**Material to process**
◆ ◆ ◆

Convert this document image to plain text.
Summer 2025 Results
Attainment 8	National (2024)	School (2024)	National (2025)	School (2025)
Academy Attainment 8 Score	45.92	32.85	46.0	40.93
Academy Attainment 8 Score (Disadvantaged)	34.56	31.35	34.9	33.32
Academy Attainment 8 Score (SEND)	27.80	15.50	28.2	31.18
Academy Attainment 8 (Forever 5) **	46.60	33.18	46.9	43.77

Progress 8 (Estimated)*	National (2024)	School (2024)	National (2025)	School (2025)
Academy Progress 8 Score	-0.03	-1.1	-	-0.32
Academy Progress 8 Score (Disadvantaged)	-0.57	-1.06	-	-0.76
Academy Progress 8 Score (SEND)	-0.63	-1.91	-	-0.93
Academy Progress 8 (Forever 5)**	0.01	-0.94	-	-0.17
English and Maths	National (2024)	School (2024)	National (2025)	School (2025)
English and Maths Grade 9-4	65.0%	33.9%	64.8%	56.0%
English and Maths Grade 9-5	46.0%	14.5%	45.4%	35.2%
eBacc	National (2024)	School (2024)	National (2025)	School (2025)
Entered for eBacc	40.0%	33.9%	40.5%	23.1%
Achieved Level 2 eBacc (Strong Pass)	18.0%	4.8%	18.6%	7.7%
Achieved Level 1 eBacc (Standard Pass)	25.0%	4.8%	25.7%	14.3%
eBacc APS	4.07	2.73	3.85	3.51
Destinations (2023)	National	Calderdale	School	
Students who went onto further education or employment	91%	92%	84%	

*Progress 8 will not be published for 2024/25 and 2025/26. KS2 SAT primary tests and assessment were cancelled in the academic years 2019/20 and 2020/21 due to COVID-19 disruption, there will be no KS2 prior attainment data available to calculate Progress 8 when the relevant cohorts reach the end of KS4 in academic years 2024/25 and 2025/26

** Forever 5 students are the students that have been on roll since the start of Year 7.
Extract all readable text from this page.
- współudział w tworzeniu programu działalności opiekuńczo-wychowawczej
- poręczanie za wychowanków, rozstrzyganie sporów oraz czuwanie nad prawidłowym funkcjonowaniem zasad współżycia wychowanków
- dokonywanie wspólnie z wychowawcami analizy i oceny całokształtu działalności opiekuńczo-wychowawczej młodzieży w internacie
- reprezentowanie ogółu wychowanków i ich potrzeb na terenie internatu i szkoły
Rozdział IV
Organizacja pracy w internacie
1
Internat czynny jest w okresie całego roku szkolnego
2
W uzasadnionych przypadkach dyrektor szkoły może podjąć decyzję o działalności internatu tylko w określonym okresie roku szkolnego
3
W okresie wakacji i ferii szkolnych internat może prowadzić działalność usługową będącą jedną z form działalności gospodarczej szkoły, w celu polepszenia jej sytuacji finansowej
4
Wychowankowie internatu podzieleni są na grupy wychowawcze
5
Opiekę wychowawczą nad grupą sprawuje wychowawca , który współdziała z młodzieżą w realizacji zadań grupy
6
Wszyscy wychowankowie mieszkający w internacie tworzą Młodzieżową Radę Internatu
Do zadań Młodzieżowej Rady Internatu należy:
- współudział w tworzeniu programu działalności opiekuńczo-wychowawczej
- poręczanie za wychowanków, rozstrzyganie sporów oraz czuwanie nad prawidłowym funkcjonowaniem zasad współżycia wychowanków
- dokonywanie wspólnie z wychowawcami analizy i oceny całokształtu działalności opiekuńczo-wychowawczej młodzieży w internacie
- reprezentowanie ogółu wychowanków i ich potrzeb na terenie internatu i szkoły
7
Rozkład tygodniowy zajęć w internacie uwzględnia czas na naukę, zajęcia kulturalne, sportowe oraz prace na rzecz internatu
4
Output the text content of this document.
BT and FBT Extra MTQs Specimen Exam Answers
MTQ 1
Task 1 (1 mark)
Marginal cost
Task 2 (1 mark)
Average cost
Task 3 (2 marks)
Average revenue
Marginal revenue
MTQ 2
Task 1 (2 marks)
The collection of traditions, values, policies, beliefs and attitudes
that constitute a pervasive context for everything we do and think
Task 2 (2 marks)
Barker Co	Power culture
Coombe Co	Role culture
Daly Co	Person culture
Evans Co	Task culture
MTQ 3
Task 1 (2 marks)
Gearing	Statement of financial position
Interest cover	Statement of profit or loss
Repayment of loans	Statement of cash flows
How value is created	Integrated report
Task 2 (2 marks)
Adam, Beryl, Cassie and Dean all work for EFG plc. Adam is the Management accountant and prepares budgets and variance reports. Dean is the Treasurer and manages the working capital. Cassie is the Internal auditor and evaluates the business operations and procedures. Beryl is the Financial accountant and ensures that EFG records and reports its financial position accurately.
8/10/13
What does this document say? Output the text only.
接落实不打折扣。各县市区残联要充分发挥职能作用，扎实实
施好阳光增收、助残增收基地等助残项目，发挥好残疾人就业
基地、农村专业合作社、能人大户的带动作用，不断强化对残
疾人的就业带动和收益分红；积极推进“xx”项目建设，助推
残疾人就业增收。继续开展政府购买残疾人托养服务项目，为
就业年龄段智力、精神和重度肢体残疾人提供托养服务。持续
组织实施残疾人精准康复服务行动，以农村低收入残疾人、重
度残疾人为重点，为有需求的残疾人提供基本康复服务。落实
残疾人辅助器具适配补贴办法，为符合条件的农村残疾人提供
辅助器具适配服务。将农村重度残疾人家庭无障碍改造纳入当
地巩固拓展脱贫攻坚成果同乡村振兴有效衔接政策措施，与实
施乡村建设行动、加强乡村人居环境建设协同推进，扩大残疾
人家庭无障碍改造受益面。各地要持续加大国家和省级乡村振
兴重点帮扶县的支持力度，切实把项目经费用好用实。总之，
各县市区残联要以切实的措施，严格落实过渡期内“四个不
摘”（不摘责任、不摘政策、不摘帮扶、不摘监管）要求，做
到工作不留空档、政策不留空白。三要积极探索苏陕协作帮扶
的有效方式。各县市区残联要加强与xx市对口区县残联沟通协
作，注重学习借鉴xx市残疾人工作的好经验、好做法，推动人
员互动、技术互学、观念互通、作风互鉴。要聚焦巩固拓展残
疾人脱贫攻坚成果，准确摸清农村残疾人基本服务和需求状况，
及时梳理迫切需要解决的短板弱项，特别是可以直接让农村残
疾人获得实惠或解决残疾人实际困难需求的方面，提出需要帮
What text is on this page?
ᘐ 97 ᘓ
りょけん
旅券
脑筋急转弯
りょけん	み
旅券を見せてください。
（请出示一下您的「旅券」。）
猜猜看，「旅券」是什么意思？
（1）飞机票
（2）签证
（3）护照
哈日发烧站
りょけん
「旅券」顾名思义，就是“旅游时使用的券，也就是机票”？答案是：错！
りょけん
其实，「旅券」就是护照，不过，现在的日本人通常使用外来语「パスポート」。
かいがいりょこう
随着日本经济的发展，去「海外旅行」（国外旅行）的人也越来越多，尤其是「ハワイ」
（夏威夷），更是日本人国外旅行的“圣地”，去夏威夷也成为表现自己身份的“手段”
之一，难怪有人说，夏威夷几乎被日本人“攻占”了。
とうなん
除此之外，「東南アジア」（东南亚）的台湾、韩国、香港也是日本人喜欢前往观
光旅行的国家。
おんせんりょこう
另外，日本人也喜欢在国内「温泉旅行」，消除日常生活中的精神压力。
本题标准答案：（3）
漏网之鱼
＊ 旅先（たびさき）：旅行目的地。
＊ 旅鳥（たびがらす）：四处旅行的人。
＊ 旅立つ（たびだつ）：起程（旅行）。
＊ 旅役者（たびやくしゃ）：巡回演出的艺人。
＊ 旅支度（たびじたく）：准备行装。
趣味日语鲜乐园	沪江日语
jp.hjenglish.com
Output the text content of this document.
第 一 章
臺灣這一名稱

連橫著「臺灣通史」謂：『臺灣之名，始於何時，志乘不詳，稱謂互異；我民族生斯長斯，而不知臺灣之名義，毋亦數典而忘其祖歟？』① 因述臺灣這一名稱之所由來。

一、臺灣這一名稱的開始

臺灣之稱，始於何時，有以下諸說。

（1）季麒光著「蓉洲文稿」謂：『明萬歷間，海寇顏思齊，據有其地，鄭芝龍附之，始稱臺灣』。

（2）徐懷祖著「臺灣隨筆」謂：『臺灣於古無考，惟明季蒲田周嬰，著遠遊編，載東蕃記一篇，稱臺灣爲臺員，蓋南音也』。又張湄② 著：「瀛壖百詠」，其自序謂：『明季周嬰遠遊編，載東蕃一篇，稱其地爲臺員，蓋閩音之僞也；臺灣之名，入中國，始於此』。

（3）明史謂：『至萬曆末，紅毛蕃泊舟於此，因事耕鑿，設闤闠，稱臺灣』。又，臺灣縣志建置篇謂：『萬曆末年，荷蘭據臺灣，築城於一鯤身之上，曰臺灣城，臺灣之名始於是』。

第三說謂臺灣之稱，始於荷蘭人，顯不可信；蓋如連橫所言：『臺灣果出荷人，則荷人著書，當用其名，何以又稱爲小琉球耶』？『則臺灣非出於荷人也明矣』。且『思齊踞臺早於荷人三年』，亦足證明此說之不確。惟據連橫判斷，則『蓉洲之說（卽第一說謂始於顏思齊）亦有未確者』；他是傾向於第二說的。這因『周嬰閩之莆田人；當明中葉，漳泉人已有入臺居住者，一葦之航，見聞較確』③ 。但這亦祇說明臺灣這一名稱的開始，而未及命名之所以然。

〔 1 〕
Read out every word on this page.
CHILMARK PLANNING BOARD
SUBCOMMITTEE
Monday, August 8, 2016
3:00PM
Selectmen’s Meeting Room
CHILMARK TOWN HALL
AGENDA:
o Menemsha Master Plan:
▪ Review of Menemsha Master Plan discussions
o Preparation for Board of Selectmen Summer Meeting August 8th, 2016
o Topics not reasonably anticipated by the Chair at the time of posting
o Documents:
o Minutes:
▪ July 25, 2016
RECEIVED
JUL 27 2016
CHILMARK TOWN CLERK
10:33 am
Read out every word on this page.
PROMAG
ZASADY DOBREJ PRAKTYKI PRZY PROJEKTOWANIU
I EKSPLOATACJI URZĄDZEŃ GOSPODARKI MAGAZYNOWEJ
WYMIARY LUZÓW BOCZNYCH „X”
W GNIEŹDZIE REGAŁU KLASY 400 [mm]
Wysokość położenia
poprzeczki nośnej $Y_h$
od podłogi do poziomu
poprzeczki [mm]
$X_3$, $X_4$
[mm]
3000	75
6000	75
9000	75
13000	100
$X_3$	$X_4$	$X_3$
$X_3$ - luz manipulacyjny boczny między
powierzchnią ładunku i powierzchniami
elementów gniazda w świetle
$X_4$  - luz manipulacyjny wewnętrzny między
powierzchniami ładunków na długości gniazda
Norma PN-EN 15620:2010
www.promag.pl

◆ ◆ ◆

**Exercise brief**
In the records above, find the lines containing "that" and copy them.

**Task response**
** Forever 5 students are the students that have been on roll since the start of Year 7.
that constitute a pervasive context for everything we do and think
Adam, Beryl, Cassie and Dean all work for EFG plc. Adam is the Management accountant and prepares budgets and variance reports. Dean is the Treasurer and manages the working capital. Cassie is the Internal auditor and evaluates the business operations and procedures. Beryl is the Financial accountant and ensures that EFG records and reports its financial position accurately.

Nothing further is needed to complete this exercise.